Records shown.
☆ ☆ ☆ ☆ ☆ ☆ ☆

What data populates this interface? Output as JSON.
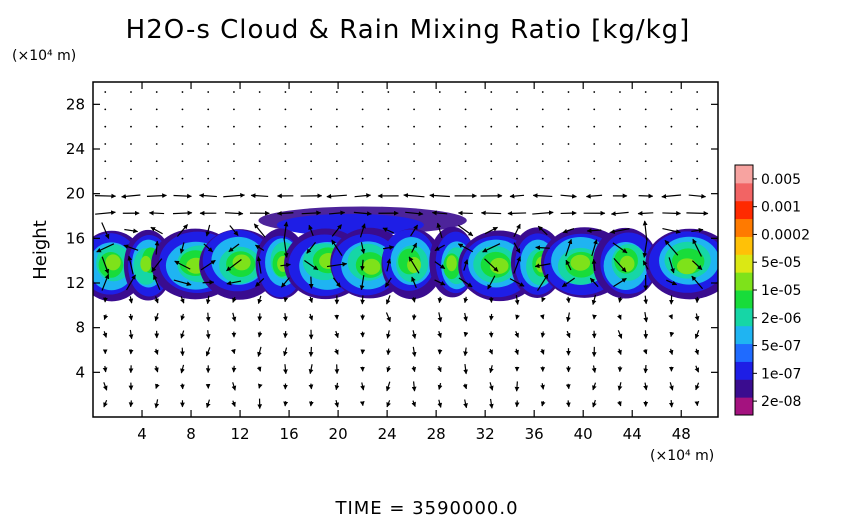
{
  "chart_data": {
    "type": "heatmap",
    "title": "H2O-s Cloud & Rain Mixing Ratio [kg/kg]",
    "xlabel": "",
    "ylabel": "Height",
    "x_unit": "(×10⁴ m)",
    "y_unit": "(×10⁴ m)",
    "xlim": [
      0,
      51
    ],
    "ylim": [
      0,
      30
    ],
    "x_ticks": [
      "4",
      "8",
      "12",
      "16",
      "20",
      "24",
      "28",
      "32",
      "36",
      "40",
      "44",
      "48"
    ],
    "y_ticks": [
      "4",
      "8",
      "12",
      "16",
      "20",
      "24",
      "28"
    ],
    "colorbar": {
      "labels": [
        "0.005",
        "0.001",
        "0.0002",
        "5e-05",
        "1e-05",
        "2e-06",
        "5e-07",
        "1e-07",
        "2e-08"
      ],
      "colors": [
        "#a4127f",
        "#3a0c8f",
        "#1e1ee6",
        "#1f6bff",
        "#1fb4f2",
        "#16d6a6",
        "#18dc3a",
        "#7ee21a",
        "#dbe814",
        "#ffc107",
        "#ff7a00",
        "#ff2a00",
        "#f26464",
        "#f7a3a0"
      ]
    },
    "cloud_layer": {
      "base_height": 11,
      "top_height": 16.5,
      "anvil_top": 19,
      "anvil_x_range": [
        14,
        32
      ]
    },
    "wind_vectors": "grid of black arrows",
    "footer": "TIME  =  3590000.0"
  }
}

☆ ☆ ☆ ☆ ☆ ☆ ☆

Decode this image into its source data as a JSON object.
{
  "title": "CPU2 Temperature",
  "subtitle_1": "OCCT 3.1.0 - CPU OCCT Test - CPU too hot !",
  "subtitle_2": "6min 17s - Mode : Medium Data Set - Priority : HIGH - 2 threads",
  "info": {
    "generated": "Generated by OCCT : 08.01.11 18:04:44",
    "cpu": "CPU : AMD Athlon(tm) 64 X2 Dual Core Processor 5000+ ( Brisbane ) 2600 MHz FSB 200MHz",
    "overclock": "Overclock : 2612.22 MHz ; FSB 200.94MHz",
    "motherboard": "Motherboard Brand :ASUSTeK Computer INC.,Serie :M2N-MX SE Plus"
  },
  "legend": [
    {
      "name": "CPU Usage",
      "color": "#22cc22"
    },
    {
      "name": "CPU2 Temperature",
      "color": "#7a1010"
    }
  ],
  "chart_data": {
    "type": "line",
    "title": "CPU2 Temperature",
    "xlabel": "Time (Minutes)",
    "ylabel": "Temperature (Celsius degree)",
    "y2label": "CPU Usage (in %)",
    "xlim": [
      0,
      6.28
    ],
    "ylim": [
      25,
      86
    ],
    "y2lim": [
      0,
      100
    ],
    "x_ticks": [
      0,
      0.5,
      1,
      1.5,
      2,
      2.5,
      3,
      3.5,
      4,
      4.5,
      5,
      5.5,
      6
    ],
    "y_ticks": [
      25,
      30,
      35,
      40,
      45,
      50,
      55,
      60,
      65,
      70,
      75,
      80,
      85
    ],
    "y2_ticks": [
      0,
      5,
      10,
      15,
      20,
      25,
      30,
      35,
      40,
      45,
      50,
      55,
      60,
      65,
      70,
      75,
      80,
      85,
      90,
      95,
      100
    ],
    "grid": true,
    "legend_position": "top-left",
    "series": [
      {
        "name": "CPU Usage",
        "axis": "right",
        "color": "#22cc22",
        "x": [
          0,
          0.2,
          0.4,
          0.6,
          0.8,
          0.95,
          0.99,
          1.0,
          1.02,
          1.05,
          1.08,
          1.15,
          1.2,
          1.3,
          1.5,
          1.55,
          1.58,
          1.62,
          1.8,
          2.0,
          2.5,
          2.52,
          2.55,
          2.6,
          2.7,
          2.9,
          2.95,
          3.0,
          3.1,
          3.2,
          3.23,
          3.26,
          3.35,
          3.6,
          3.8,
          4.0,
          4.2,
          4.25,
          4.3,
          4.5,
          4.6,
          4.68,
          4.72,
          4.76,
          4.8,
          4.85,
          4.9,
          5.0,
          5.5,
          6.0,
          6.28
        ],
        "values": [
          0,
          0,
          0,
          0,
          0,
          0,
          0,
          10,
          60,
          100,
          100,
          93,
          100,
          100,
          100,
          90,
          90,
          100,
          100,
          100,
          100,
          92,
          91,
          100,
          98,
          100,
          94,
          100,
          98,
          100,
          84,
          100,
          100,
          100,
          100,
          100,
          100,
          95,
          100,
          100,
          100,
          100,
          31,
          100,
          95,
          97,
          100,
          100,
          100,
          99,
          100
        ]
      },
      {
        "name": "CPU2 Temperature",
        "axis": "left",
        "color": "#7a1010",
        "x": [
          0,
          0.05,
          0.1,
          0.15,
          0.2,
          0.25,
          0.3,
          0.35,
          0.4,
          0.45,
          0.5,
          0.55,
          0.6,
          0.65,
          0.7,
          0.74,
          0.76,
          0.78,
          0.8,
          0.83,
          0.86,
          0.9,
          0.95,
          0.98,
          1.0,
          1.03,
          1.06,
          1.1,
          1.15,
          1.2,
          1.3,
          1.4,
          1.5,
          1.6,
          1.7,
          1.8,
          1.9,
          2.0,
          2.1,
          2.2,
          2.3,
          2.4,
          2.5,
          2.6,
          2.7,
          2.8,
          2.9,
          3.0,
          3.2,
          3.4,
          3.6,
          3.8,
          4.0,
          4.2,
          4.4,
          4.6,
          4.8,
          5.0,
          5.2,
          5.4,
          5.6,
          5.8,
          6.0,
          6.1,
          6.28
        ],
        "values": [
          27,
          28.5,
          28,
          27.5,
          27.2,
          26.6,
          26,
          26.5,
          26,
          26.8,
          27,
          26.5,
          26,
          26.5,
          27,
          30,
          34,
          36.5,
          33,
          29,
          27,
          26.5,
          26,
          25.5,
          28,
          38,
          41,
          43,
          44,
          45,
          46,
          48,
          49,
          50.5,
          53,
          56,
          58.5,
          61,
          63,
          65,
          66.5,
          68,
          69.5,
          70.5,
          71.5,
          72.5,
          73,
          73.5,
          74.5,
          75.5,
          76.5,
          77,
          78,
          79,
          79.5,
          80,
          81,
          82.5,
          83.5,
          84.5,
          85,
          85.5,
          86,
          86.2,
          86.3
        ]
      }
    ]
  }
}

☆ ☆ ☆ ☆ ☆ ☆ ☆

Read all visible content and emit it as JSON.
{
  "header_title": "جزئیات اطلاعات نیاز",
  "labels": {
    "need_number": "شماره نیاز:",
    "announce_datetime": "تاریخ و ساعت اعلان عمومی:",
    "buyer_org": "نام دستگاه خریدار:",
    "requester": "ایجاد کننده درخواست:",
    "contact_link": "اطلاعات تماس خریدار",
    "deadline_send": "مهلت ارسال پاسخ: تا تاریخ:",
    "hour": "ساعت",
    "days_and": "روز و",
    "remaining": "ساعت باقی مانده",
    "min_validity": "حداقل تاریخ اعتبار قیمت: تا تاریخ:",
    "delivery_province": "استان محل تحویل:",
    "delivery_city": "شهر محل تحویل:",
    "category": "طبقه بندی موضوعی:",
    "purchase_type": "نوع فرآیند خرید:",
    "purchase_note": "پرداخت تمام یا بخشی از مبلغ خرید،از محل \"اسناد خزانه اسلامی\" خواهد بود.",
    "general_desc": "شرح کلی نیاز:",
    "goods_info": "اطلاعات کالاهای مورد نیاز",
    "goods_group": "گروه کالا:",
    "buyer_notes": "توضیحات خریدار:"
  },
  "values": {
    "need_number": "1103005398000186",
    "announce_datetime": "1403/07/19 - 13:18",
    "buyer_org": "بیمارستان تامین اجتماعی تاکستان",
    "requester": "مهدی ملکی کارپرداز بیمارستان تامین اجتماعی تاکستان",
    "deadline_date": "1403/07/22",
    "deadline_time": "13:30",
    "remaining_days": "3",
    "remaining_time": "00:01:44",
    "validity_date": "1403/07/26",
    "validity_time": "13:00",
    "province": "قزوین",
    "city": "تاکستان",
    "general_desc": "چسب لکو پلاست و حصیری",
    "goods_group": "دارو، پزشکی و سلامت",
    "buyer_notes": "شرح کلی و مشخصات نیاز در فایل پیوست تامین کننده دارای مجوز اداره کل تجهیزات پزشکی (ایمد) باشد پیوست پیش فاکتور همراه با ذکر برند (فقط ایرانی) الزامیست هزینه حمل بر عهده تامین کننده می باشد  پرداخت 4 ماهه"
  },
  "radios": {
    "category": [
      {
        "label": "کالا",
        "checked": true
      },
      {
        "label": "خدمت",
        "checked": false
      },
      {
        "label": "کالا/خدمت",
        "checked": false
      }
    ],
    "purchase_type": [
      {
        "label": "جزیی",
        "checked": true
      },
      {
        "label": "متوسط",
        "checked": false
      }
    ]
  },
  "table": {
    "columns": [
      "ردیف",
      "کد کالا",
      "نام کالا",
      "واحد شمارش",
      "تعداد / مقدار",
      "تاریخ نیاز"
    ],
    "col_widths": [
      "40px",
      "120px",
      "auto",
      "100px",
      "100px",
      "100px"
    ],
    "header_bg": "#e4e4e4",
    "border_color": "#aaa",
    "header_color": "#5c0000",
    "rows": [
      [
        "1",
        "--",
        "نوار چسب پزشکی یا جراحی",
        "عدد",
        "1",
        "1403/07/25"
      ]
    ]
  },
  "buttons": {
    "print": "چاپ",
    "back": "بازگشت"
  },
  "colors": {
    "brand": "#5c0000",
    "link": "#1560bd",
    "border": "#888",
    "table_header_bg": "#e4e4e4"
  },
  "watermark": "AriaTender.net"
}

☆ ☆ ☆ ☆ ☆ ☆ ☆

What you will do. From the data above, copy each line that has the string "OCCT".

Solution to this task.
  "subtitle_1": "OCCT 3.1.0 - CPU OCCT Test - CPU too hot !",
    "generated": "Generated by OCCT : 08.01.11 18:04:44",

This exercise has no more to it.